◆ GIVEN RECORDS:
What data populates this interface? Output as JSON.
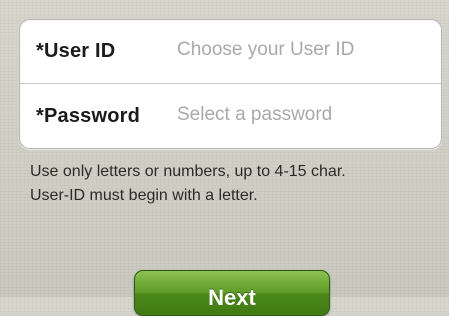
{
  "form": {
    "user_id": {
      "label": "*User ID",
      "value": "",
      "placeholder": "Choose your User ID"
    },
    "password": {
      "label": "*Password",
      "value": "",
      "placeholder": "Select a password"
    }
  },
  "hint": {
    "line1": "Use only letters or numbers, up to 4-15 char.",
    "line2": "User-ID must begin with a letter."
  },
  "actions": {
    "next_label": "Next"
  },
  "colors": {
    "background": "#d3d2c8",
    "card": "#ffffff",
    "placeholder": "#a9a9a9",
    "next_button": "#5e9b28"
  }
}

◆ WRITTEN INSTRUCTION:
Make an exact copy of every entry above, minus the images.

◆ FINISHED ANSWER:
What data populates this interface? Output as JSON.
{
  "form": {
    "user_id": {
      "label": "*User ID",
      "value": "",
      "placeholder": "Choose your User ID"
    },
    "password": {
      "label": "*Password",
      "value": "",
      "placeholder": "Select a password"
    }
  },
  "hint": {
    "line1": "Use only letters or numbers, up to 4-15 char.",
    "line2": "User-ID must begin with a letter."
  },
  "actions": {
    "next_label": "Next"
  },
  "colors": {
    "background": "#d3d2c8",
    "card": "#ffffff",
    "placeholder": "#a9a9a9",
    "next_button": "#5e9b28"
  }
}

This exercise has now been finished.